-- Dataset excerpts --
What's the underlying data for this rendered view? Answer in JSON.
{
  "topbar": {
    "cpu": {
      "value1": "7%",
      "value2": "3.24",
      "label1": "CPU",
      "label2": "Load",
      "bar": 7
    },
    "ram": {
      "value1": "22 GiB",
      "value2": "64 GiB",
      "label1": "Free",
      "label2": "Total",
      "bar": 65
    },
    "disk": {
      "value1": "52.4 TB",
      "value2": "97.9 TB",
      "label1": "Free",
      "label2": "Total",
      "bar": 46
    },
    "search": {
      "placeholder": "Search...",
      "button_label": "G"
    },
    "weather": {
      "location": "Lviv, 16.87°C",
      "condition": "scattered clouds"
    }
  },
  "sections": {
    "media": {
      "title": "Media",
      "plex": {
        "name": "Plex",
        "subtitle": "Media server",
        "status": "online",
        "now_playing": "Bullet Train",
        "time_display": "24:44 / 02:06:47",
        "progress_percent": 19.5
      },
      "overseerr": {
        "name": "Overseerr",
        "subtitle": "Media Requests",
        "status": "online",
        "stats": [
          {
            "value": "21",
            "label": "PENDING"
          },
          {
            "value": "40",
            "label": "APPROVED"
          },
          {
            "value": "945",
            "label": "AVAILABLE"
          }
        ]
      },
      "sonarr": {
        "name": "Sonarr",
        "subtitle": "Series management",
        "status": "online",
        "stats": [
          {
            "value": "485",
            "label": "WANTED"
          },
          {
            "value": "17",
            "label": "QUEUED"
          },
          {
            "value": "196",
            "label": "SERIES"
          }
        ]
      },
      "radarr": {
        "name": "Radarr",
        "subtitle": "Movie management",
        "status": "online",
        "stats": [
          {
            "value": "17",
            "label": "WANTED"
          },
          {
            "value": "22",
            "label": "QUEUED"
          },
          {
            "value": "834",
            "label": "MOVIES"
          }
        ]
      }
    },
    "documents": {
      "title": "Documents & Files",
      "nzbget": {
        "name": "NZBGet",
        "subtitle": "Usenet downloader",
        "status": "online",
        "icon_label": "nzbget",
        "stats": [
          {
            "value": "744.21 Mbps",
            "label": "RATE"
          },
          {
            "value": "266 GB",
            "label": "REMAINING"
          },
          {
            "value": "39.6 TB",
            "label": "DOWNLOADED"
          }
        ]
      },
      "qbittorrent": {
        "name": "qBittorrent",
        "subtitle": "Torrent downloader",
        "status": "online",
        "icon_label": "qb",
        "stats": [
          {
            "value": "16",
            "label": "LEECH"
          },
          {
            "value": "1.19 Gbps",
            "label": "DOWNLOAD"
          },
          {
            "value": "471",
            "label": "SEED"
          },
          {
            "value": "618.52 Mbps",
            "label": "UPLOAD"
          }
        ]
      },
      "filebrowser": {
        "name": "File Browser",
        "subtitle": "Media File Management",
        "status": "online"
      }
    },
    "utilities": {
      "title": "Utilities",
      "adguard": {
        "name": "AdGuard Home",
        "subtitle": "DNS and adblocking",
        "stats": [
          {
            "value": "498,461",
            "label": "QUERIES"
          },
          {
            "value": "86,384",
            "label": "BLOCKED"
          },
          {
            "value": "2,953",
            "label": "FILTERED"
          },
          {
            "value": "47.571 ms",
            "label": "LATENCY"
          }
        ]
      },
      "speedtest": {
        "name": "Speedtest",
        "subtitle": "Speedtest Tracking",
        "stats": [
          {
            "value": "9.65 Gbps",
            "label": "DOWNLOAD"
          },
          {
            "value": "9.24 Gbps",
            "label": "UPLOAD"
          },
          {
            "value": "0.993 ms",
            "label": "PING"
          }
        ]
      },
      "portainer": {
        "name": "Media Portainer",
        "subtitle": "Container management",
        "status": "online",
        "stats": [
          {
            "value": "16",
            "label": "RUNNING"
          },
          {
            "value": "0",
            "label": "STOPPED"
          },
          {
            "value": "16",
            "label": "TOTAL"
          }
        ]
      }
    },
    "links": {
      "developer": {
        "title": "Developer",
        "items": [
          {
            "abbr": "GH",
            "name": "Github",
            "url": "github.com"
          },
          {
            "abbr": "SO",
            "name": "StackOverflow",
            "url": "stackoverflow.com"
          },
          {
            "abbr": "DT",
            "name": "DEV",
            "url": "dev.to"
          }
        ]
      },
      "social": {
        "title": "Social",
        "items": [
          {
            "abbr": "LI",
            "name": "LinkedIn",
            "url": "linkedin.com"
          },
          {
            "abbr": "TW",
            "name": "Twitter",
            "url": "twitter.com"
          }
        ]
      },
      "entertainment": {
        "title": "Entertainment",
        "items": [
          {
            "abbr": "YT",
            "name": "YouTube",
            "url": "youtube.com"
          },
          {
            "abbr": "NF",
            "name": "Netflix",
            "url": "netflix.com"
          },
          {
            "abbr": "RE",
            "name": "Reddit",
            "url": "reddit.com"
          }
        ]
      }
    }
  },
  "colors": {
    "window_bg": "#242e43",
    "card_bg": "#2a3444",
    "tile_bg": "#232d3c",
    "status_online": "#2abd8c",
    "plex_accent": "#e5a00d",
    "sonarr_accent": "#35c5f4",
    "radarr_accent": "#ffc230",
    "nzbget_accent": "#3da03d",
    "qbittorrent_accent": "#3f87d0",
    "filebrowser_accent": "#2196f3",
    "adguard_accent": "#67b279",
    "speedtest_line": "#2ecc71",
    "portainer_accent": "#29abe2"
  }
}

-- Set exercise --
Transcribe all lines as written.

-- Result below --
What's the underlying data for this rendered view? Answer in JSON.
{
  "topbar": {
    "cpu": {
      "value1": "7%",
      "value2": "3.24",
      "label1": "CPU",
      "label2": "Load",
      "bar": 7
    },
    "ram": {
      "value1": "22 GiB",
      "value2": "64 GiB",
      "label1": "Free",
      "label2": "Total",
      "bar": 65
    },
    "disk": {
      "value1": "52.4 TB",
      "value2": "97.9 TB",
      "label1": "Free",
      "label2": "Total",
      "bar": 46
    },
    "search": {
      "placeholder": "Search...",
      "button_label": "G"
    },
    "weather": {
      "location": "Lviv, 16.87°C",
      "condition": "scattered clouds"
    }
  },
  "sections": {
    "media": {
      "title": "Media",
      "plex": {
        "name": "Plex",
        "subtitle": "Media server",
        "status": "online",
        "now_playing": "Bullet Train",
        "time_display": "24:44 / 02:06:47",
        "progress_percent": 19.5
      },
      "overseerr": {
        "name": "Overseerr",
        "subtitle": "Media Requests",
        "status": "online",
        "stats": [
          {
            "value": "21",
            "label": "PENDING"
          },
          {
            "value": "40",
            "label": "APPROVED"
          },
          {
            "value": "945",
            "label": "AVAILABLE"
          }
        ]
      },
      "sonarr": {
        "name": "Sonarr",
        "subtitle": "Series management",
        "status": "online",
        "stats": [
          {
            "value": "485",
            "label": "WANTED"
          },
          {
            "value": "17",
            "label": "QUEUED"
          },
          {
            "value": "196",
            "label": "SERIES"
          }
        ]
      },
      "radarr": {
        "name": "Radarr",
        "subtitle": "Movie management",
        "status": "online",
        "stats": [
          {
            "value": "17",
            "label": "WANTED"
          },
          {
            "value": "22",
            "label": "QUEUED"
          },
          {
            "value": "834",
            "label": "MOVIES"
          }
        ]
      }
    },
    "documents": {
      "title": "Documents & Files",
      "nzbget": {
        "name": "NZBGet",
        "subtitle": "Usenet downloader",
        "status": "online",
        "icon_label": "nzbget",
        "stats": [
          {
            "value": "744.21 Mbps",
            "label": "RATE"
          },
          {
            "value": "266 GB",
            "label": "REMAINING"
          },
          {
            "value": "39.6 TB",
            "label": "DOWNLOADED"
          }
        ]
      },
      "qbittorrent": {
        "name": "qBittorrent",
        "subtitle": "Torrent downloader",
        "status": "online",
        "icon_label": "qb",
        "stats": [
          {
            "value": "16",
            "label": "LEECH"
          },
          {
            "value": "1.19 Gbps",
            "label": "DOWNLOAD"
          },
          {
            "value": "471",
            "label": "SEED"
          },
          {
            "value": "618.52 Mbps",
            "label": "UPLOAD"
          }
        ]
      },
      "filebrowser": {
        "name": "File Browser",
        "subtitle": "Media File Management",
        "status": "online"
      }
    },
    "utilities": {
      "title": "Utilities",
      "adguard": {
        "name": "AdGuard Home",
        "subtitle": "DNS and adblocking",
        "stats": [
          {
            "value": "498,461",
            "label": "QUERIES"
          },
          {
            "value": "86,384",
            "label": "BLOCKED"
          },
          {
            "value": "2,953",
            "label": "FILTERED"
          },
          {
            "value": "47.571 ms",
            "label": "LATENCY"
          }
        ]
      },
      "speedtest": {
        "name": "Speedtest",
        "subtitle": "Speedtest Tracking",
        "stats": [
          {
            "value": "9.65 Gbps",
            "label": "DOWNLOAD"
          },
          {
            "value": "9.24 Gbps",
            "label": "UPLOAD"
          },
          {
            "value": "0.993 ms",
            "label": "PING"
          }
        ]
      },
      "portainer": {
        "name": "Media Portainer",
        "subtitle": "Container management",
        "status": "online",
        "stats": [
          {
            "value": "16",
            "label": "RUNNING"
          },
          {
            "value": "0",
            "label": "STOPPED"
          },
          {
            "value": "16",
            "label": "TOTAL"
          }
        ]
      }
    },
    "links": {
      "developer": {
        "title": "Developer",
        "items": [
          {
            "abbr": "GH",
            "name": "Github",
            "url": "github.com"
          },
          {
            "abbr": "SO",
            "name": "StackOverflow",
            "url": "stackoverflow.com"
          },
          {
            "abbr": "DT",
            "name": "DEV",
            "url": "dev.to"
          }
        ]
      },
      "social": {
        "title": "Social",
        "items": [
          {
            "abbr": "LI",
            "name": "LinkedIn",
            "url": "linkedin.com"
          },
          {
            "abbr": "TW",
            "name": "Twitter",
            "url": "twitter.com"
          }
        ]
      },
      "entertainment": {
        "title": "Entertainment",
        "items": [
          {
            "abbr": "YT",
            "name": "YouTube",
            "url": "youtube.com"
          },
          {
            "abbr": "NF",
            "name": "Netflix",
            "url": "netflix.com"
          },
          {
            "abbr": "RE",
            "name": "Reddit",
            "url": "reddit.com"
          }
        ]
      }
    }
  },
  "colors": {
    "window_bg": "#242e43",
    "card_bg": "#2a3444",
    "tile_bg": "#232d3c",
    "status_online": "#2abd8c",
    "plex_accent": "#e5a00d",
    "sonarr_accent": "#35c5f4",
    "radarr_accent": "#ffc230",
    "nzbget_accent": "#3da03d",
    "qbittorrent_accent": "#3f87d0",
    "filebrowser_accent": "#2196f3",
    "adguard_accent": "#67b279",
    "speedtest_line": "#2ecc71",
    "portainer_accent": "#29abe2"
  }
}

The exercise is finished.